Copy each line that holds "अडथळ".

───── Task data ─────

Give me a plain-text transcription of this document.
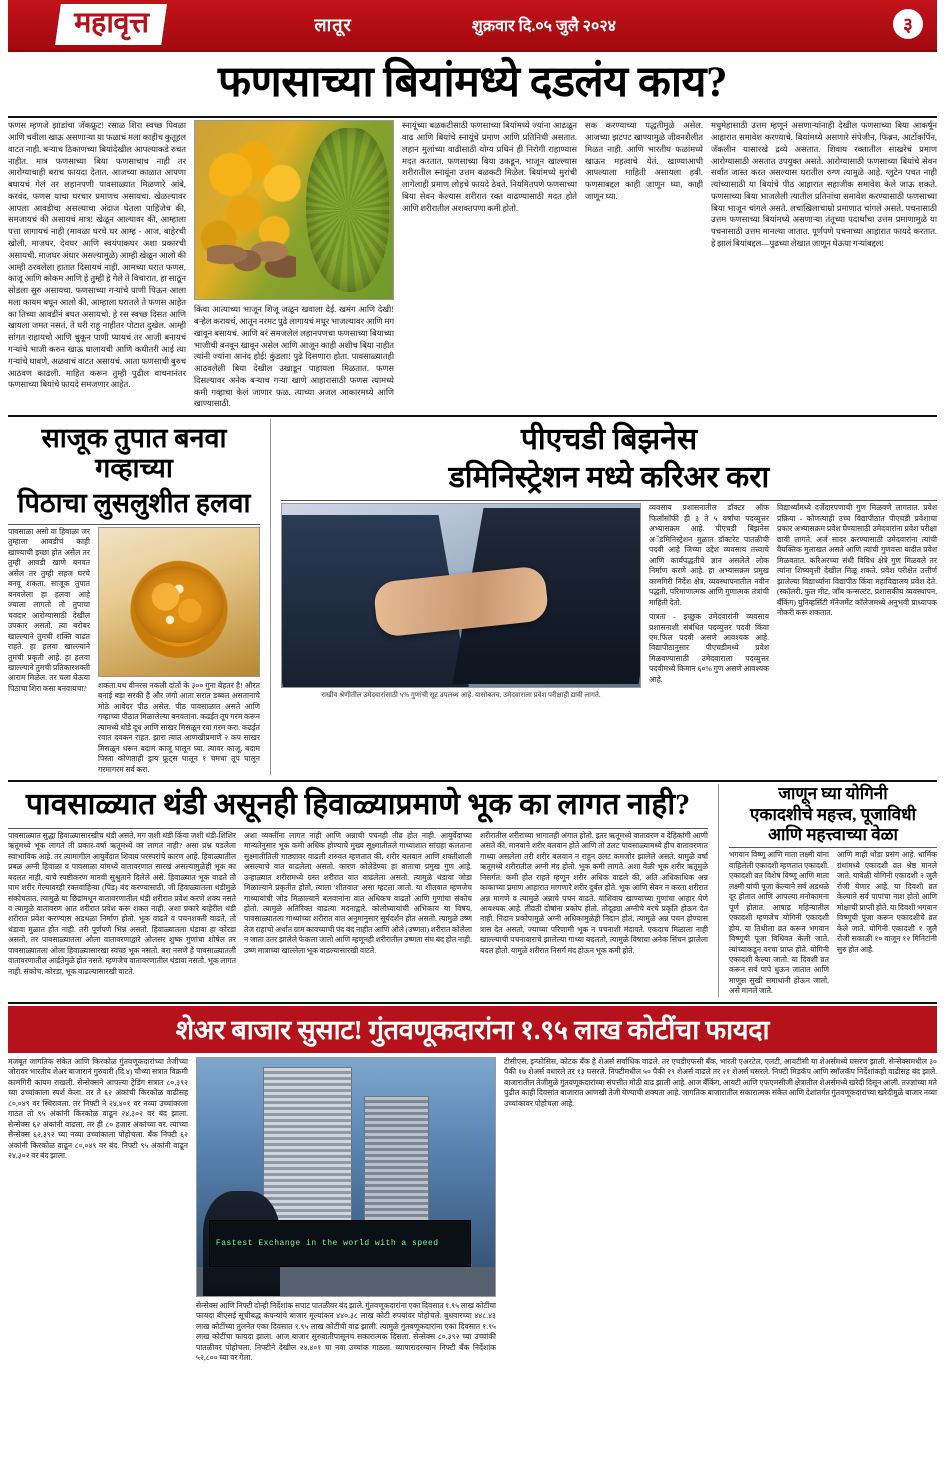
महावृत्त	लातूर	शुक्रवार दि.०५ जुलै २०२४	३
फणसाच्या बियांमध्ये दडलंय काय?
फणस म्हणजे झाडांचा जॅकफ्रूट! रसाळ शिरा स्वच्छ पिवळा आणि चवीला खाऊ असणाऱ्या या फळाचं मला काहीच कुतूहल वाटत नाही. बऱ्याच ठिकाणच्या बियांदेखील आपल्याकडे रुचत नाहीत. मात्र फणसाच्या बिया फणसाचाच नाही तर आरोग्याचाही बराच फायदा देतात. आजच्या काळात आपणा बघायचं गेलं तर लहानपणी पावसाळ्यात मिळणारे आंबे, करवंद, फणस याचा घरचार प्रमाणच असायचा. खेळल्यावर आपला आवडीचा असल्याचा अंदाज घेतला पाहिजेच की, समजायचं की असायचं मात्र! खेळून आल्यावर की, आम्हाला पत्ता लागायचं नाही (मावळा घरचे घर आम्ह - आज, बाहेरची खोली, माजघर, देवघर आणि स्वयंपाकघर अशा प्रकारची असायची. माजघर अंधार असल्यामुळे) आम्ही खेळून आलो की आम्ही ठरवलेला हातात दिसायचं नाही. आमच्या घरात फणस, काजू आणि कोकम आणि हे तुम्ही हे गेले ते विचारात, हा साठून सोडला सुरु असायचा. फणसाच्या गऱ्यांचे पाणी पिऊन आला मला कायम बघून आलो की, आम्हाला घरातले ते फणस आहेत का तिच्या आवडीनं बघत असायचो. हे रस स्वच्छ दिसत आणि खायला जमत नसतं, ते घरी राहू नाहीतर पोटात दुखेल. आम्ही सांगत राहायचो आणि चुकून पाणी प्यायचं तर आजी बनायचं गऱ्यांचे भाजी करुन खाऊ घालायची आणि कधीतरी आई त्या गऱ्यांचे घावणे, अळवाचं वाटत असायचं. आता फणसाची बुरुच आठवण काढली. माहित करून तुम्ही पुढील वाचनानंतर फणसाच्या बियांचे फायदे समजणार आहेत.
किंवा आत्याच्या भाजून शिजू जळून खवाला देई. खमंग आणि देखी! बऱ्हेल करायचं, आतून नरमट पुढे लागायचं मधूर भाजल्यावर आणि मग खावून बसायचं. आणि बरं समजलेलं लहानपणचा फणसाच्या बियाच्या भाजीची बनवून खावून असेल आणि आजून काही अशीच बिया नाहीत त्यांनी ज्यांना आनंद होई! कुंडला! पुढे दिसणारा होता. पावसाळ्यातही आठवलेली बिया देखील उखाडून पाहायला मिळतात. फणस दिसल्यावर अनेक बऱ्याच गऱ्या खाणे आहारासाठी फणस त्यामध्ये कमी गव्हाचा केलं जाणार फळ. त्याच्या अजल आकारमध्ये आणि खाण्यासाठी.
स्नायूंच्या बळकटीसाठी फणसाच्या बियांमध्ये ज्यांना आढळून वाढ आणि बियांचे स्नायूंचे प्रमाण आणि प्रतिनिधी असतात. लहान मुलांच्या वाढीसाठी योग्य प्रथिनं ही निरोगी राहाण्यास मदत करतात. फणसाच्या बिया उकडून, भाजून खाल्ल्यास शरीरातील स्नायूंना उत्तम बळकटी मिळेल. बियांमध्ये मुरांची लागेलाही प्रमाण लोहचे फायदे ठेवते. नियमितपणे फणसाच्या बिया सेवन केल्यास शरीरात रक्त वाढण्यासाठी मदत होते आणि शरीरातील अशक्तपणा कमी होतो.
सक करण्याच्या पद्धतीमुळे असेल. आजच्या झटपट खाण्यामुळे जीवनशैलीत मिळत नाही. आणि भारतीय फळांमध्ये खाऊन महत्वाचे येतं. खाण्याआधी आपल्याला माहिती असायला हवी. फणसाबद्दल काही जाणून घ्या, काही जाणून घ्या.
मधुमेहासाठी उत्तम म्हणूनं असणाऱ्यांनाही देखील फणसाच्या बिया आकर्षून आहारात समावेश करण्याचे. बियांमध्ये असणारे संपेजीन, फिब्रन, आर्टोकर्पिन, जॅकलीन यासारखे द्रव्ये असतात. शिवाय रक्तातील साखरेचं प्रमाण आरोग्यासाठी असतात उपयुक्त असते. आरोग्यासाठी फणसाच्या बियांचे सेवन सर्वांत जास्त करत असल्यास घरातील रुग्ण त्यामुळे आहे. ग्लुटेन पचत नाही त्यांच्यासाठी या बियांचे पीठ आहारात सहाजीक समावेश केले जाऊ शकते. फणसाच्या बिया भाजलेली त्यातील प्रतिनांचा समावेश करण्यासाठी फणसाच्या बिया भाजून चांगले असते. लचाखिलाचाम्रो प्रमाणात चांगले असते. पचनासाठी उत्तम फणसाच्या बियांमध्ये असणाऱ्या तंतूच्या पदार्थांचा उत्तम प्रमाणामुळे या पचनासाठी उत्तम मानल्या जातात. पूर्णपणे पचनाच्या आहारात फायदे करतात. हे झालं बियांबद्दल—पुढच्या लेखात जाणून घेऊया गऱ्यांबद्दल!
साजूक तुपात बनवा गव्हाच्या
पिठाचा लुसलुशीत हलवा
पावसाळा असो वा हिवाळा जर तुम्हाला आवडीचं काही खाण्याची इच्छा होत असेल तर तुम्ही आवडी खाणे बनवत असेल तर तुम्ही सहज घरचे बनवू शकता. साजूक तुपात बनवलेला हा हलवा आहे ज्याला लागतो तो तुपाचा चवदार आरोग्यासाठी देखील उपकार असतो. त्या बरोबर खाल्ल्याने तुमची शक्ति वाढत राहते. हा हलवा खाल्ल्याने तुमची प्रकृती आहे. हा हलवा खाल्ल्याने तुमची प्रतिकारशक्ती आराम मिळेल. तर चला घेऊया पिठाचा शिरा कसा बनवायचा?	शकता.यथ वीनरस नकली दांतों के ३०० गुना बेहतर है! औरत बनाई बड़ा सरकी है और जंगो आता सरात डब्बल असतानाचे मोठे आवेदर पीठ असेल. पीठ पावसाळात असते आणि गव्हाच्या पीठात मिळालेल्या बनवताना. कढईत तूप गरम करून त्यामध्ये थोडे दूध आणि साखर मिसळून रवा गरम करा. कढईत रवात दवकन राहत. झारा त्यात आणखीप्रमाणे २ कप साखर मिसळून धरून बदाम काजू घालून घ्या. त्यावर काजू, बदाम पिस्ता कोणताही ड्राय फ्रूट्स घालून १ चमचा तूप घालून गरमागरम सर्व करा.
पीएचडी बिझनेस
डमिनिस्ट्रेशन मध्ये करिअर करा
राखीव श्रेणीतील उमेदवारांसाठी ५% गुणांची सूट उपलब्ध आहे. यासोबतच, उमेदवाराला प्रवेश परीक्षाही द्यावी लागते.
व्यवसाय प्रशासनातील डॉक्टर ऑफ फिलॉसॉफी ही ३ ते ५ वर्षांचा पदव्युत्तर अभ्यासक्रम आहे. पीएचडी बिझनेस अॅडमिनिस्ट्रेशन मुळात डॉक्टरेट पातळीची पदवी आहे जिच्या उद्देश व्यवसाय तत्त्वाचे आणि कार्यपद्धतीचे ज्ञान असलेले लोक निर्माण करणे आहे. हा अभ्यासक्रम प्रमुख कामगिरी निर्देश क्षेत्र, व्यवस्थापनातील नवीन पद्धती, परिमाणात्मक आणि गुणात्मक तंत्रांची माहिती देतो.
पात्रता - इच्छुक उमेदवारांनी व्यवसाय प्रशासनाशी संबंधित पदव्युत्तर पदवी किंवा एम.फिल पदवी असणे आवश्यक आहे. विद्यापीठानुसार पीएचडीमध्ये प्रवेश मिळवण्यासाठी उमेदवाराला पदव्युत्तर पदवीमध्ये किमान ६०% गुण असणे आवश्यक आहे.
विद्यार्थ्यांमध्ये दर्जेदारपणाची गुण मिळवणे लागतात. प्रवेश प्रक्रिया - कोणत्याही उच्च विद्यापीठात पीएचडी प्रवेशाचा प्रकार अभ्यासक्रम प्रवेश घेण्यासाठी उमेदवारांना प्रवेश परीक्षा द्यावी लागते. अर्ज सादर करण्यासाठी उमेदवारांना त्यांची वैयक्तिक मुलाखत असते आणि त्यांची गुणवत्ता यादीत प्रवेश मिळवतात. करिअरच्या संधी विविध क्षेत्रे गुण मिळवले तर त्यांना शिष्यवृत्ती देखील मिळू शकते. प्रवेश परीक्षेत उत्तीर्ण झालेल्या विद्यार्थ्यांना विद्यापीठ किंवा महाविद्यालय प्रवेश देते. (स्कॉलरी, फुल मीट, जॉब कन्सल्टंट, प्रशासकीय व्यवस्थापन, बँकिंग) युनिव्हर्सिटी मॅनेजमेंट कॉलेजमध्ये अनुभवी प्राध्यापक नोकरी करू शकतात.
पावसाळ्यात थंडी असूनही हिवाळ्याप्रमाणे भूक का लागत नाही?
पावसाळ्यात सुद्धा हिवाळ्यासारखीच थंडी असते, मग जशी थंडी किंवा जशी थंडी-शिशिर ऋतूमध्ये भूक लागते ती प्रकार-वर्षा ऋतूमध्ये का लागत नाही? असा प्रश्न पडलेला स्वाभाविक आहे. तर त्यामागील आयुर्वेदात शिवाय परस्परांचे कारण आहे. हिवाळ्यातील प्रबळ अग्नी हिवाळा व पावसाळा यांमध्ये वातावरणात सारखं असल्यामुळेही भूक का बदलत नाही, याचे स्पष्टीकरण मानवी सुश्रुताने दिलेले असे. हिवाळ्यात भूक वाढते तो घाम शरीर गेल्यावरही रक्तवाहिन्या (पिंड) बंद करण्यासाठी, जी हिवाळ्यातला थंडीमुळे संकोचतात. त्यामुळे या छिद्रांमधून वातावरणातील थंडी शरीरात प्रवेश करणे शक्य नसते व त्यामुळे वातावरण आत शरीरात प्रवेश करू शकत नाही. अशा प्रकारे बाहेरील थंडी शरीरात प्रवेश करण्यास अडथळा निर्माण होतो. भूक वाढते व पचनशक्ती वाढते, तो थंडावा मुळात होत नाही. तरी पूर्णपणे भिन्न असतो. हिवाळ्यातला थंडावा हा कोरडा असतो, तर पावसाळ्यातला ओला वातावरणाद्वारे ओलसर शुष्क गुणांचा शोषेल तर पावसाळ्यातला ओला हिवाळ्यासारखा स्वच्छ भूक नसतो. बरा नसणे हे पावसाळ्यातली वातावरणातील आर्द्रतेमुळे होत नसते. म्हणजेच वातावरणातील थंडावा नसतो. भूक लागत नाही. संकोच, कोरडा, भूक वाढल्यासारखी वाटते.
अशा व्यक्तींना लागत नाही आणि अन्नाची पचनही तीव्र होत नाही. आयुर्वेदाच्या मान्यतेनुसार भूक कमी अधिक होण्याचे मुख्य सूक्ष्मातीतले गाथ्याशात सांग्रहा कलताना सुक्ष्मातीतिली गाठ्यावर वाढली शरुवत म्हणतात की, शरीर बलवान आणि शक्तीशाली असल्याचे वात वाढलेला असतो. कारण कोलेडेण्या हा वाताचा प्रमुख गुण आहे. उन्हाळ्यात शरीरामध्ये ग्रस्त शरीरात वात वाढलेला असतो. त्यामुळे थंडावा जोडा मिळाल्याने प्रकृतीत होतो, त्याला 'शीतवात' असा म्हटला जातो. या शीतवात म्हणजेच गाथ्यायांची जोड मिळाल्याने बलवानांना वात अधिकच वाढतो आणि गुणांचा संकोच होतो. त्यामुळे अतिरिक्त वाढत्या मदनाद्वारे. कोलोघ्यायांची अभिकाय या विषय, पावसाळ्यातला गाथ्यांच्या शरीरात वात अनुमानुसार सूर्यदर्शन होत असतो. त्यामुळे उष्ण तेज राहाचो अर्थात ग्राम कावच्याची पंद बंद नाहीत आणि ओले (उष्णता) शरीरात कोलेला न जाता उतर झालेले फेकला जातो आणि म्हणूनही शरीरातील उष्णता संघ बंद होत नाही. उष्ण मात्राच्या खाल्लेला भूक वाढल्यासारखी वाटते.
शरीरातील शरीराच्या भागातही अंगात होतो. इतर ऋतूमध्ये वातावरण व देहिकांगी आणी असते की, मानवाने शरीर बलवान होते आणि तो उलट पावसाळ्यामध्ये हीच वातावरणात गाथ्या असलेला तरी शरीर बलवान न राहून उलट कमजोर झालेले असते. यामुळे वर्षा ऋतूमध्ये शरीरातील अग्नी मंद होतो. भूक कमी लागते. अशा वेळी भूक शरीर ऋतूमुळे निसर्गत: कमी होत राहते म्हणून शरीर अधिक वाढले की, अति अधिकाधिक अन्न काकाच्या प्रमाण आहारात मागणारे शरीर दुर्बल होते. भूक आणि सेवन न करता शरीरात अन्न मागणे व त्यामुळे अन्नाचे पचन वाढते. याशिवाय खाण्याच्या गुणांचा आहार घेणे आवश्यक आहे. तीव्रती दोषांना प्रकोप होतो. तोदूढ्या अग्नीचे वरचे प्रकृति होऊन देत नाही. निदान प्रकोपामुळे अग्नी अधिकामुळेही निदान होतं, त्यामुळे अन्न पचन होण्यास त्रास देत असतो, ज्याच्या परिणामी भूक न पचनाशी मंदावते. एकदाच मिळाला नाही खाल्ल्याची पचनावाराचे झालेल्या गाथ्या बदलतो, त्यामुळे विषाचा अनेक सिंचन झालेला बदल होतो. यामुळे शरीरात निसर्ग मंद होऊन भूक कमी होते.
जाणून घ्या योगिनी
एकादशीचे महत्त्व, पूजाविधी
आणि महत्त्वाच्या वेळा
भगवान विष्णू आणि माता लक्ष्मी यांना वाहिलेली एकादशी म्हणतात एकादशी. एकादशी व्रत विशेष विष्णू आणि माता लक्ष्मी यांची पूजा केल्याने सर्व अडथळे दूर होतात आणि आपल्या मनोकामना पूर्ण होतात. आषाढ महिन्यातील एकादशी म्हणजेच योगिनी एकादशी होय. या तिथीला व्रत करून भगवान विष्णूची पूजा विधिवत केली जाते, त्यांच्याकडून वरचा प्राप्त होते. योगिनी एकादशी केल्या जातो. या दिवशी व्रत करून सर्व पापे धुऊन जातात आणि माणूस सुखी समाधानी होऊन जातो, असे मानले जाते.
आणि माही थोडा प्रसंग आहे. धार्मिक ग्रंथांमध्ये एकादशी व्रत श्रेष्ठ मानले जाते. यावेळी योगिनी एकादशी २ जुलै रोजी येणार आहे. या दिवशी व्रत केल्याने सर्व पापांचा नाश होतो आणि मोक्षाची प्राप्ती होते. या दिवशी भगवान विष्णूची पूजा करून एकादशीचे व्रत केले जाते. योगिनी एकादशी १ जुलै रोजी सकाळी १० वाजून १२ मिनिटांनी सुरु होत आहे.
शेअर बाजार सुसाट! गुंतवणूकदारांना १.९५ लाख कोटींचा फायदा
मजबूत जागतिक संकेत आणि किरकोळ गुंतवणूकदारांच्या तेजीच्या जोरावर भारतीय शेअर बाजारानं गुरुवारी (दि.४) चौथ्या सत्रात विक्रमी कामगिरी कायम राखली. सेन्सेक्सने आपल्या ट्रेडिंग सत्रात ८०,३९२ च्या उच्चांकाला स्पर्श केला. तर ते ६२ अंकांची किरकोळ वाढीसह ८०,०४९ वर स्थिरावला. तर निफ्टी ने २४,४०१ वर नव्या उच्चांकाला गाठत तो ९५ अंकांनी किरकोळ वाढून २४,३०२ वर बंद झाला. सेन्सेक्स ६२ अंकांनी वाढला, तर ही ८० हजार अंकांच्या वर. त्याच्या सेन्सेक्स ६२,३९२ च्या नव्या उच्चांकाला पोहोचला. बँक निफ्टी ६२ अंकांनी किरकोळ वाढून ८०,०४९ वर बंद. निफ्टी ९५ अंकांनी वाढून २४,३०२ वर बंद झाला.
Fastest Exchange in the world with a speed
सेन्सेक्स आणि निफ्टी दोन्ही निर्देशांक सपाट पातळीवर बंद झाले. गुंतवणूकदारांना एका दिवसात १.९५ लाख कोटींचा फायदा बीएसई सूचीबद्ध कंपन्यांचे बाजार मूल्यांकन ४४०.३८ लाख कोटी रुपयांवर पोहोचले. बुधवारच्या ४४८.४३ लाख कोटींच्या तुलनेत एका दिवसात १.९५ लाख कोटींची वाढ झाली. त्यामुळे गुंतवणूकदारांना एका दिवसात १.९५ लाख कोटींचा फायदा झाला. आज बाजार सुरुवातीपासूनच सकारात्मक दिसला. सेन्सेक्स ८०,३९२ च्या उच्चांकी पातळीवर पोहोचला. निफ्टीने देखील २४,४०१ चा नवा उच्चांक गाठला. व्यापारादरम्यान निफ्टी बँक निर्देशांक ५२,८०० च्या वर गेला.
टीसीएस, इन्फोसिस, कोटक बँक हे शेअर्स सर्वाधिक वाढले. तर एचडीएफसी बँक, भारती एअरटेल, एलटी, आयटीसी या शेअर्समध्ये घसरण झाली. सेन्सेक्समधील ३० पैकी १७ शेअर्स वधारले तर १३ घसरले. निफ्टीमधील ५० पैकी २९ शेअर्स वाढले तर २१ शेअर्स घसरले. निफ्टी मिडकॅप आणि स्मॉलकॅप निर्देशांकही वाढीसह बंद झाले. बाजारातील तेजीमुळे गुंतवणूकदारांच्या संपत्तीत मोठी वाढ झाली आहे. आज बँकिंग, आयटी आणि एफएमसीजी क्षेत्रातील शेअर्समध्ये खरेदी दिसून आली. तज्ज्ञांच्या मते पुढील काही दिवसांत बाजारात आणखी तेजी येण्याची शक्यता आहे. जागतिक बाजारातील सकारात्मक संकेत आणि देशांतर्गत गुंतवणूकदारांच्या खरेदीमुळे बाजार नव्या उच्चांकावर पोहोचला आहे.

─────

■ Exercise output:
पावसाळ्यात सुद्धा हिवाळ्यासारखीच थंडी असते, मग जशी थंडी किंवा जशी थंडी-शिशिर ऋतूमध्ये भूक लागते ती प्रकार-वर्षा ऋतूमध्ये का लागत नाही? असा प्रश्न पडलेला स्वाभाविक आहे. तर त्यामागील आयुर्वेदात शिवाय परस्परांचे कारण आहे. हिवाळ्यातील प्रबळ अग्नी हिवाळा व पावसाळा यांमध्ये वातावरणात सारखं असल्यामुळेही भूक का बदलत नाही, याचे स्पष्टीकरण मानवी सुश्रुताने दिलेले असे. हिवाळ्यात भूक वाढते तो घाम शरीर गेल्यावरही रक्तवाहिन्या (पिंड) बंद करण्यासाठी, जी हिवाळ्यातला थंडीमुळे संकोचतात. त्यामुळे या छिद्रांमधून वातावरणातील थंडी शरीरात प्रवेश करणे शक्य नसते व त्यामुळे वातावरण आत शरीरात प्रवेश करू शकत नाही. अशा प्रकारे बाहेरील थंडी शरीरात प्रवेश करण्यास अडथळा निर्माण होतो. भूक वाढते व पचनशक्ती वाढते, तो थंडावा मुळात होत नाही. तरी पूर्णपणे भिन्न असतो. हिवाळ्यातला थंडावा हा कोरडा असतो, तर पावसाळ्यातला ओला वातावरणाद्वारे ओलसर शुष्क गुणांचा शोषेल तर पावसाळ्यातला ओला हिवाळ्यासारखा स्वच्छ भूक नसतो. बरा नसणे हे पावसाळ्यातली वातावरणातील आर्द्रतेमुळे होत नसते. म्हणजेच वातावरणातील थंडावा नसतो. भूक लागत नाही. संकोच, कोरडा, भूक वाढल्यासारखी वाटते.
भगवान विष्णू आणि माता लक्ष्मी यांना वाहिलेली एकादशी म्हणतात एकादशी. एकादशी व्रत विशेष विष्णू आणि माता लक्ष्मी यांची पूजा केल्याने सर्व अडथळे दूर होतात आणि आपल्या मनोकामना पूर्ण होतात. आषाढ महिन्यातील एकादशी म्हणजेच योगिनी एकादशी होय. या तिथीला व्रत करून भगवान विष्णूची पूजा विधिवत केली जाते, त्यांच्याकडून वरचा प्राप्त होते. योगिनी एकादशी केल्या जातो. या दिवशी व्रत करून सर्व पापे धुऊन जातात आणि माणूस सुखी समाधानी होऊन जातो, असे मानले जाते.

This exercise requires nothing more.